● **Region annotation records**:
────────────────────────────────────────
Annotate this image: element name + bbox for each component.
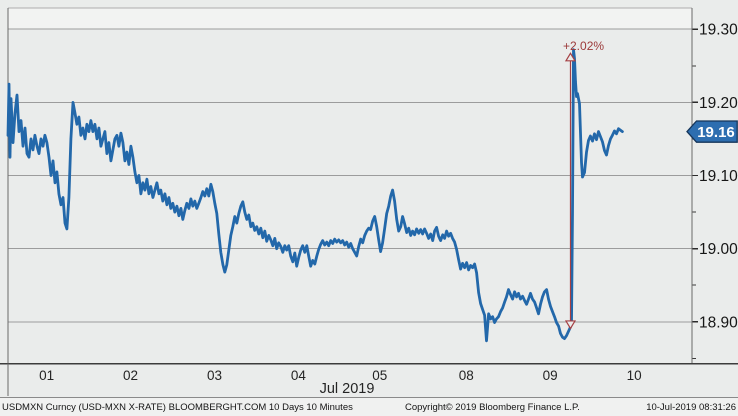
- plot-border: [0, 7, 738, 396]
- y-axis-label: 19.20: [699, 95, 738, 112]
- price-tag-shape: [686, 120, 738, 143]
- y-axis-labels: 19.30 19.20 19.10 19.00 18.90: [699, 22, 738, 332]
- x-axis-labels: 01 02 03 04 05 08 09 10: [39, 368, 642, 383]
- annotation-top-marker: [564, 52, 577, 62]
- annotation-bottom-marker: [564, 320, 577, 330]
- x-axis-month-label: Jul 2019: [320, 381, 375, 397]
- status-bar: USDMXN Curncy (USD-MXN X-RATE) BLOOMBERG…: [0, 397, 738, 416]
- security-description-text: USDMXN Curncy (USD-MXN X-RATE) BLOOMBERG…: [2, 402, 353, 413]
- x-axis-label: 08: [459, 368, 474, 383]
- last-price-label: 19.16: [697, 124, 735, 141]
- price-line-series: [6, 48, 624, 343]
- y-axis-label: 18.90: [699, 314, 738, 331]
- x-axis-label: 03: [207, 368, 222, 383]
- x-axis-label: 01: [39, 368, 54, 383]
- x-axis-label: 10: [627, 368, 642, 383]
- x-axis-label: 04: [291, 368, 307, 383]
- price-line: [6, 48, 624, 343]
- timestamp-text: 10-Jul-2019 08:31:26: [646, 402, 736, 413]
- copyright-text: Copyright© 2019 Bloomberg Finance L.P.: [405, 402, 580, 413]
- x-axis-label: 02: [123, 368, 138, 383]
- percent-change-label: +2.02%: [563, 39, 604, 53]
- change-annotation: [564, 52, 577, 330]
- y-axis-label: 19.30: [699, 22, 738, 39]
- y-axis-label: 19.00: [699, 241, 738, 258]
- plot-upper-band: [8, 8, 692, 29]
- x-axis-label: 09: [543, 368, 558, 383]
- y-axis-label: 19.10: [699, 168, 738, 185]
- upper-band: [8, 8, 692, 29]
- grid-lines: [8, 28, 698, 359]
- x-axis-label: 05: [372, 368, 387, 383]
- last-price-tag: 19.16: [686, 120, 738, 143]
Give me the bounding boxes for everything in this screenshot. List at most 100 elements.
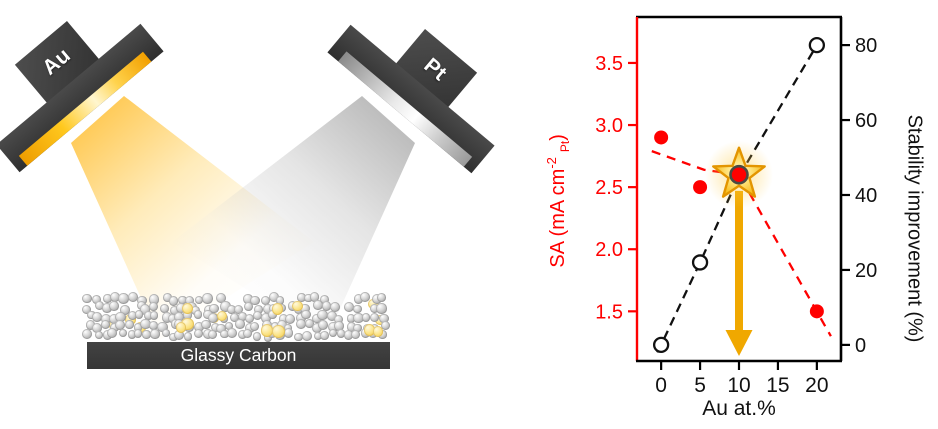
pt-nanoparticle [144,311,153,320]
pt-nanoparticle [254,305,264,315]
pt-nanoparticle [329,329,338,338]
pt-nanoparticle [220,301,231,312]
pt-nanoparticle [304,293,313,303]
pt-nanoparticle [326,310,338,322]
pt-nanoparticle [229,312,239,322]
pt-nanoparticle [82,293,92,304]
pt-nanoparticle [350,329,361,340]
pt-nanoparticle [209,303,220,314]
stability-data-point [808,36,826,54]
pt-nanoparticle [268,291,279,302]
pt-nanoparticle [346,314,356,323]
pt-nanoparticle [208,329,218,340]
pt-nanoparticle [295,319,306,329]
pt-nanoparticle [128,311,138,321]
pt-nanoparticle [82,305,92,315]
pt-nanoparticle [328,321,339,332]
pt-nanoparticle [318,319,329,330]
pt-nanoparticle [343,330,354,341]
left-axis-label-sub: Pt [557,140,572,153]
pt-nanoparticle [149,321,158,330]
pt-nanoparticle [118,293,129,304]
left-axis-tick-label: 3.0 [595,115,623,137]
pt-nanoparticle [100,319,110,329]
pt-nanoparticle [184,296,194,306]
pt-nanoparticle [370,303,380,313]
pt-nanoparticle [353,305,362,314]
pt-nanoparticle [312,313,322,324]
pt-nanoparticle [134,323,143,332]
pt-nanoparticle [202,293,213,304]
pt-nanoparticle [114,319,126,331]
left-axis-tick-label: 2.0 [595,239,623,261]
pt-nanoparticle [216,292,227,303]
pt-nanoparticle [311,322,322,333]
left-axis-label-sup: -2 [544,157,560,169]
pt-nanoparticle [268,310,277,319]
au-nanoparticle [181,302,194,315]
pt-nanoparticle [377,292,387,302]
pt-nanoparticle [237,329,248,340]
pt-nanoparticle [168,296,179,306]
pt-nanoparticle [296,313,307,323]
pt-nanoparticle [353,312,364,324]
pt-nanoparticle [127,291,138,303]
pt-nanoparticle [378,330,387,339]
pt-nanoparticle [376,303,387,314]
left-axis-label-close: ) [546,134,569,141]
pt-nanoparticle [137,295,147,306]
pt-nanoparticle [95,300,105,311]
pt-nanoparticle [201,319,211,329]
pt-nanoparticle [249,321,259,331]
pt-nanoparticle [321,300,332,311]
pt-nanoparticle [91,295,101,305]
pt-nanoparticle [297,293,306,302]
pt-nanoparticle [344,302,354,313]
pt-nanoparticle [161,312,173,323]
pt-nanoparticle [333,314,344,325]
pt-nanoparticle [194,296,204,305]
pt-nanoparticle [227,304,237,314]
pt-nanoparticle [103,294,112,303]
pt-nanoparticle [359,292,370,302]
pt-nanoparticle [263,333,273,342]
pt-nanoparticle [320,295,330,305]
pt-nanoparticle [371,293,382,304]
pt-nanoparticle [207,312,219,324]
pt-nanoparticle [169,332,178,342]
pt-nanoparticle [183,332,193,341]
pt-nanoparticle [285,313,296,324]
pt-nanoparticle [243,294,253,304]
pt-nanoparticle [226,327,237,339]
pt-nanoparticle [250,295,260,305]
pt-nanoparticle [173,330,184,341]
pt-nanoparticle [305,319,315,329]
pt-nanoparticle [224,321,234,331]
pt-nanoparticle [353,323,363,333]
pt-nanoparticle [317,309,328,321]
pt-nanoparticle [294,332,303,342]
pt-nanoparticle [202,328,213,339]
pt-nanoparticle [313,300,323,311]
au-nanoparticle [175,322,187,333]
pt-nanoparticle [92,323,103,334]
pt-nanoparticle [127,329,137,339]
dual-axis-chart: 1.5 2.0 2.5 3.0 3.5 0 20 40 60 80 0 5 10 15 20 [595,15,877,397]
pt-nanoparticle [178,295,188,305]
sa-data-point [654,130,669,145]
pt-nanoparticle [94,331,103,340]
pt-nanoparticle [252,332,262,341]
pt-nanoparticle [109,323,119,333]
pt-nanoparticle [283,323,293,332]
x-axis-label: Au at.% [702,397,776,420]
pt-nanoparticle [261,313,271,323]
pt-nanoparticle [118,328,127,338]
pt-nanoparticle [124,320,134,329]
pt-nanoparticle [183,310,193,320]
pt-nanoparticle [140,304,151,315]
pt-nanoparticle [278,314,289,324]
pt-nanoparticle [204,305,215,316]
pt-nanoparticle [300,304,310,314]
glassy-carbon-substrate: Glassy Carbon [87,342,390,369]
sa-trend-line [651,150,832,337]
────────────────────────────────────────
● **Requirements**: Write out every line of the data above word for word, leaving out the pictures.

● **Response to this exercise**:
Annotate this image: element name + bbox for each component.
- plot-border: [0, 7, 738, 396]
- y-axis-label: 19.20: [699, 95, 738, 112]
- price-tag-shape: [686, 120, 738, 143]
- y-axis-labels: 19.30 19.20 19.10 19.00 18.90: [699, 22, 738, 332]
- x-axis-labels: 01 02 03 04 05 08 09 10: [39, 368, 642, 383]
- annotation-top-marker: [564, 52, 577, 62]
- annotation-bottom-marker: [564, 320, 577, 330]
- x-axis-month-label: Jul 2019: [320, 381, 375, 397]
- status-bar: USDMXN Curncy (USD-MXN X-RATE) BLOOMBERG…: [0, 397, 738, 416]
- security-description-text: USDMXN Curncy (USD-MXN X-RATE) BLOOMBERG…: [2, 402, 353, 413]
- x-axis-label: 08: [459, 368, 474, 383]
- last-price-label: 19.16: [697, 124, 735, 141]
- price-line-series: [6, 48, 624, 343]
- y-axis-label: 18.90: [699, 314, 738, 331]
- x-axis-label: 03: [207, 368, 222, 383]
- x-axis-label: 01: [39, 368, 54, 383]
- x-axis-label: 10: [627, 368, 642, 383]
- x-axis-label: 04: [291, 368, 307, 383]
- price-line: [6, 48, 624, 343]
- timestamp-text: 10-Jul-2019 08:31:26: [646, 402, 736, 413]
- copyright-text: Copyright© 2019 Bloomberg Finance L.P.: [405, 402, 580, 413]
- x-axis-label: 02: [123, 368, 138, 383]
- percent-change-label: +2.02%: [563, 39, 604, 53]
- change-annotation: [564, 52, 577, 330]
- y-axis-label: 19.30: [699, 22, 738, 39]
- y-axis-label: 19.00: [699, 241, 738, 258]
- plot-upper-band: [8, 8, 692, 29]
- x-axis-label: 09: [543, 368, 558, 383]
- y-axis-label: 19.10: [699, 168, 738, 185]
- upper-band: [8, 8, 692, 29]
- grid-lines: [8, 28, 698, 359]
- x-axis-label: 05: [372, 368, 387, 383]
- last-price-tag: 19.16: [686, 120, 738, 143]
Give me the bounding boxes for everything in this screenshot. List at most 100 elements.
pt-nanoparticle [144,311,153,320]
pt-nanoparticle [254,305,264,315]
pt-nanoparticle [329,329,338,338]
pt-nanoparticle [220,301,231,312]
pt-nanoparticle [304,293,313,303]
pt-nanoparticle [326,310,338,322]
pt-nanoparticle [229,312,239,322]
pt-nanoparticle [82,293,92,304]
pt-nanoparticle [350,329,361,340]
pt-nanoparticle [209,303,220,314]
stability-data-point [808,36,826,54]
pt-nanoparticle [268,291,279,302]
pt-nanoparticle [346,314,356,323]
pt-nanoparticle [208,329,218,340]
pt-nanoparticle [295,319,306,329]
pt-nanoparticle [128,311,138,321]
pt-nanoparticle [82,305,92,315]
pt-nanoparticle [328,321,339,332]
pt-nanoparticle [318,319,329,330]
pt-nanoparticle [343,330,354,341]
left-axis-label-sub: Pt [557,140,572,153]
pt-nanoparticle [149,321,158,330]
pt-nanoparticle [118,293,129,304]
left-axis-tick-label: 3.0 [595,115,623,137]
pt-nanoparticle [100,319,110,329]
pt-nanoparticle [184,296,194,306]
pt-nanoparticle [370,303,380,313]
pt-nanoparticle [353,305,362,314]
pt-nanoparticle [312,313,322,324]
pt-nanoparticle [134,323,143,332]
pt-nanoparticle [202,293,213,304]
pt-nanoparticle [114,319,126,331]
left-axis-tick-label: 2.0 [595,239,623,261]
pt-nanoparticle [216,292,227,303]
pt-nanoparticle [311,322,322,333]
left-axis-label-sup: -2 [544,157,560,169]
pt-nanoparticle [268,310,277,319]
au-nanoparticle [181,302,194,315]
pt-nanoparticle [377,292,387,302]
pt-nanoparticle [237,329,248,340]
pt-nanoparticle [168,296,179,306]
pt-nanoparticle [296,313,307,323]
pt-nanoparticle [353,312,364,324]
pt-nanoparticle [127,291,138,303]
pt-nanoparticle [378,330,387,339]
pt-nanoparticle [376,303,387,314]
left-axis-label-close: ) [546,134,569,141]
pt-nanoparticle [137,295,147,306]
pt-nanoparticle [95,300,105,311]
pt-nanoparticle [201,319,211,329]
pt-nanoparticle [249,321,259,331]
pt-nanoparticle [321,300,332,311]
pt-nanoparticle [91,295,101,305]
pt-nanoparticle [297,293,306,302]
pt-nanoparticle [344,302,354,313]
pt-nanoparticle [161,312,173,323]
pt-nanoparticle [333,314,344,325]
pt-nanoparticle [194,296,204,305]
pt-nanoparticle [227,304,237,314]
pt-nanoparticle [103,294,112,303]
pt-nanoparticle [359,292,370,302]
pt-nanoparticle [263,333,273,342]
pt-nanoparticle [320,295,330,305]
pt-nanoparticle [371,293,382,304]
pt-nanoparticle [207,312,219,324]
pt-nanoparticle [169,332,178,342]
pt-nanoparticle [183,332,193,341]
pt-nanoparticle [285,313,296,324]
pt-nanoparticle [243,294,253,304]
pt-nanoparticle [226,327,237,339]
pt-nanoparticle [250,295,260,305]
pt-nanoparticle [173,330,184,341]
pt-nanoparticle [305,319,315,329]
pt-nanoparticle [224,321,234,331]
pt-nanoparticle [353,323,363,333]
pt-nanoparticle [317,309,328,321]
pt-nanoparticle [294,332,303,342]
pt-nanoparticle [202,328,213,339]
pt-nanoparticle [313,300,323,311]
au-nanoparticle [175,322,187,333]
pt-nanoparticle [92,323,103,334]
pt-nanoparticle [127,329,137,339]
dual-axis-chart: 1.5 2.0 2.5 3.0 3.5 0 20 40 60 80 0 5 10 15 20 [595,15,877,397]
pt-nanoparticle [178,295,188,305]
sa-data-point [654,130,669,145]
pt-nanoparticle [94,331,103,340]
pt-nanoparticle [252,332,262,341]
pt-nanoparticle [109,323,119,333]
pt-nanoparticle [283,323,293,332]
x-axis-label: Au at.% [702,397,776,420]
pt-nanoparticle [261,313,271,323]
pt-nanoparticle [118,328,127,338]
pt-nanoparticle [124,320,134,329]
pt-nanoparticle [183,310,193,320]
pt-nanoparticle [140,304,151,315]
pt-nanoparticle [278,314,289,324]
pt-nanoparticle [204,305,215,316]
pt-nanoparticle [300,304,310,314]
glassy-carbon-substrate: Glassy Carbon [87,342,390,369]
sa-trend-line [651,150,832,337]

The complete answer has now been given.